Single out the lines that include the word "pero". Copy them.
-- begin ENTRIES SUPPLIED --
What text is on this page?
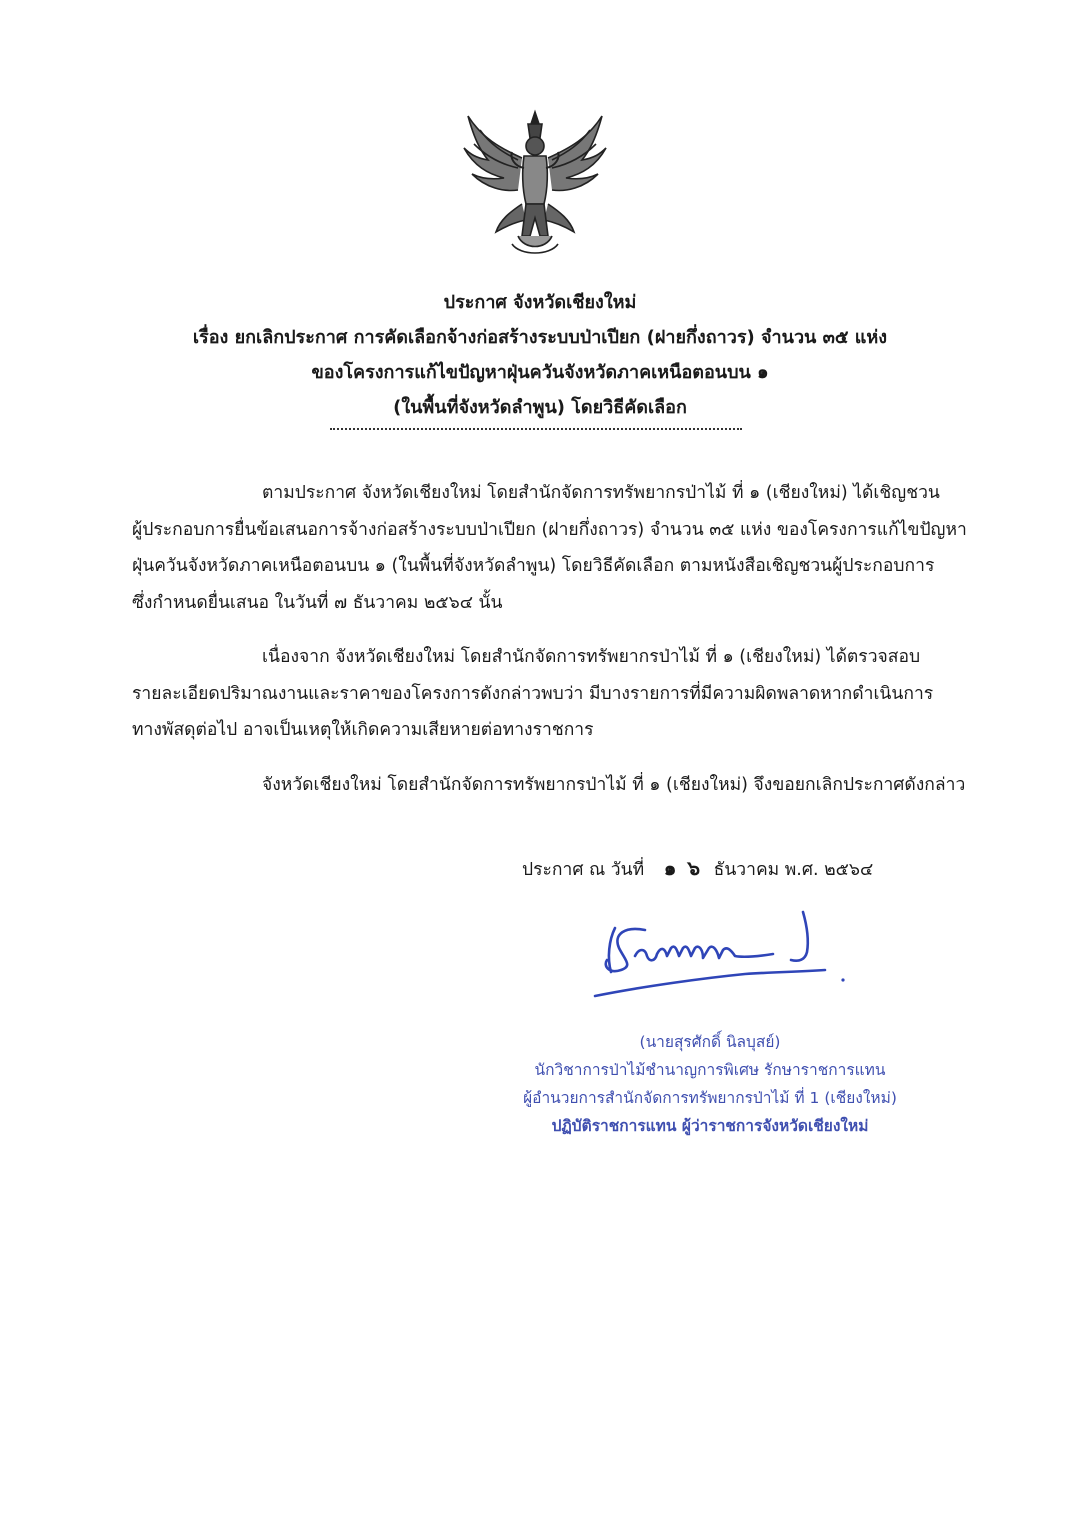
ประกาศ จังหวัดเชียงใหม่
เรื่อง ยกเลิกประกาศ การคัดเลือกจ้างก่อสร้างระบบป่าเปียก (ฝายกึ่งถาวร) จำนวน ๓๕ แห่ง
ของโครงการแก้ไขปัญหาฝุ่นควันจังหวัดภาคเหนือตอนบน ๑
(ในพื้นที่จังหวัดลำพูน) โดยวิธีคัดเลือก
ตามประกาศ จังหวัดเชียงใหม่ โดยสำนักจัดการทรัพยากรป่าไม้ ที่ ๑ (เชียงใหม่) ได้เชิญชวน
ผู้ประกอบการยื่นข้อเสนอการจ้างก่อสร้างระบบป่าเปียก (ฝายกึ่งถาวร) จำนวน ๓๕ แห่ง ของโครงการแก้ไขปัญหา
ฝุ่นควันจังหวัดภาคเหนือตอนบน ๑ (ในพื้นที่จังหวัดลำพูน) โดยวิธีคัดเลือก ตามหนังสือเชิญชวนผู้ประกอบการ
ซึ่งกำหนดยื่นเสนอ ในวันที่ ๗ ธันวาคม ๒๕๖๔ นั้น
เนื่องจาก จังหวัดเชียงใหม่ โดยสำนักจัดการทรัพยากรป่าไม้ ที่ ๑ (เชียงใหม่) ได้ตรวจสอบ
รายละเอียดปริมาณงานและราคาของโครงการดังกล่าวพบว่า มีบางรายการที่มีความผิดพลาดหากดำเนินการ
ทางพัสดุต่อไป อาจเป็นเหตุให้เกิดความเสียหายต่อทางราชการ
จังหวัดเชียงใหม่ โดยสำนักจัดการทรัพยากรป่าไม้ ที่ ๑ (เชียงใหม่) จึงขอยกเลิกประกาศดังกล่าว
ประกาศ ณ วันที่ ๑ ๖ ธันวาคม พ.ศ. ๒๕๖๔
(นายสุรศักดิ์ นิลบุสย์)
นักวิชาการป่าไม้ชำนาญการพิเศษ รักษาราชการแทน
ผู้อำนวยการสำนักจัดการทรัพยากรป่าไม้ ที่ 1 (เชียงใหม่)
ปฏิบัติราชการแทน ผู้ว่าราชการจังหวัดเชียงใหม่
-- end ENTRIES SUPPLIED --
-- begin ENTRIES SUPPLIED --
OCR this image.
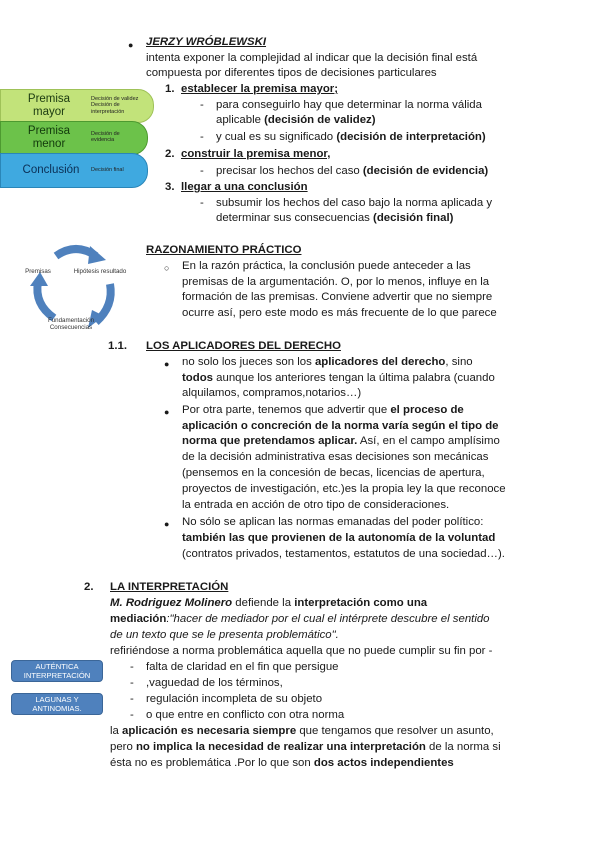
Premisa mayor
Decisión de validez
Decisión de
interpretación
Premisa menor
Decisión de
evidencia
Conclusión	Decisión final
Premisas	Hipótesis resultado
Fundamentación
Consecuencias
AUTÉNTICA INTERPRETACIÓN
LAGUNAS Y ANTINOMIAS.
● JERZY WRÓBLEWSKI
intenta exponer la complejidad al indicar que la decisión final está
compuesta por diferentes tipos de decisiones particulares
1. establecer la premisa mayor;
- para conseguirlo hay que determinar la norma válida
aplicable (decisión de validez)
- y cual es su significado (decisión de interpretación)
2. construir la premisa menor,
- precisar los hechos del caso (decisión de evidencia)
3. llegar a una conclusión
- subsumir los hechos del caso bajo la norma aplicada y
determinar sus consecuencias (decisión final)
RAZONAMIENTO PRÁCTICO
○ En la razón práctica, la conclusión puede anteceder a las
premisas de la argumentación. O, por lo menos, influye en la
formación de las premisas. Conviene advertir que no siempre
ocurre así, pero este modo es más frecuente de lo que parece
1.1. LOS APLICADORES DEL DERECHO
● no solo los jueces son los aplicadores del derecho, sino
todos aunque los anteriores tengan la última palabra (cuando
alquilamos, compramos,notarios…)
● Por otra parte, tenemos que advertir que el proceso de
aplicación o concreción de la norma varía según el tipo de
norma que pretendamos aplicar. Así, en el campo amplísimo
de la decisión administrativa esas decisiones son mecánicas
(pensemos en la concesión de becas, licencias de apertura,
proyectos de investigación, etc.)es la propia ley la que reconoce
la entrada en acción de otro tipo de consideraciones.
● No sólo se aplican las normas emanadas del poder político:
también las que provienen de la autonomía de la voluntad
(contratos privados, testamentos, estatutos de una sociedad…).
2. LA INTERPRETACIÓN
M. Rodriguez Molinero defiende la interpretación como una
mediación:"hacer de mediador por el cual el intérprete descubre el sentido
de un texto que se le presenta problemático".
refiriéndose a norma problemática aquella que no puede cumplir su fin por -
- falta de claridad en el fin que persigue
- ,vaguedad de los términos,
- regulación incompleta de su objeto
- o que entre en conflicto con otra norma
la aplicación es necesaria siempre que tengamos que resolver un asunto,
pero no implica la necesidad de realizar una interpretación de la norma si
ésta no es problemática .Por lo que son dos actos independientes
-- end ENTRIES SUPPLIED --
-- begin ENTRIES SUPPLIED --
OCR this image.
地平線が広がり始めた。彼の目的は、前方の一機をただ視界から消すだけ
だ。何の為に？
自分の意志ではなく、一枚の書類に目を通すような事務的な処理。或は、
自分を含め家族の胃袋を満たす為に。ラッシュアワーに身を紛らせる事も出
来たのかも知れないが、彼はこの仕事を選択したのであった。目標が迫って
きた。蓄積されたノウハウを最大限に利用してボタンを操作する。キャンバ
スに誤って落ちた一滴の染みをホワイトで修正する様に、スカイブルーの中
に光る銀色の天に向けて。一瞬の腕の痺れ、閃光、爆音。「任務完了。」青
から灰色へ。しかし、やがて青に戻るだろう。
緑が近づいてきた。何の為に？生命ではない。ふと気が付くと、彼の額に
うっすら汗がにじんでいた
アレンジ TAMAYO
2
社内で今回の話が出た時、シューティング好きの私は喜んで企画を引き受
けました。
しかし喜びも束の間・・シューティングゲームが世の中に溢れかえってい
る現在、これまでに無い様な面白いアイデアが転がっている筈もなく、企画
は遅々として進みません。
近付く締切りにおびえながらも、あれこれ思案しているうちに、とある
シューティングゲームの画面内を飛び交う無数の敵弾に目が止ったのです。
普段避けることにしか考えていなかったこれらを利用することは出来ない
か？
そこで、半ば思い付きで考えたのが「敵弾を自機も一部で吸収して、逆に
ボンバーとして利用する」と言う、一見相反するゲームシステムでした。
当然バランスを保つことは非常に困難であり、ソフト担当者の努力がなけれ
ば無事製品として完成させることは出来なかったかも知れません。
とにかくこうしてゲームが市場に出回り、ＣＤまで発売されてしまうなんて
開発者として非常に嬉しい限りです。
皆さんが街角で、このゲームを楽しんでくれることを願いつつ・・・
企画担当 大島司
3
-- end ENTRIES SUPPLIED --
● REPLY:
ocurre así, pero este modo es más frecuente de lo que parece
pero no implica la necesidad de realizar una interpretación de la norma si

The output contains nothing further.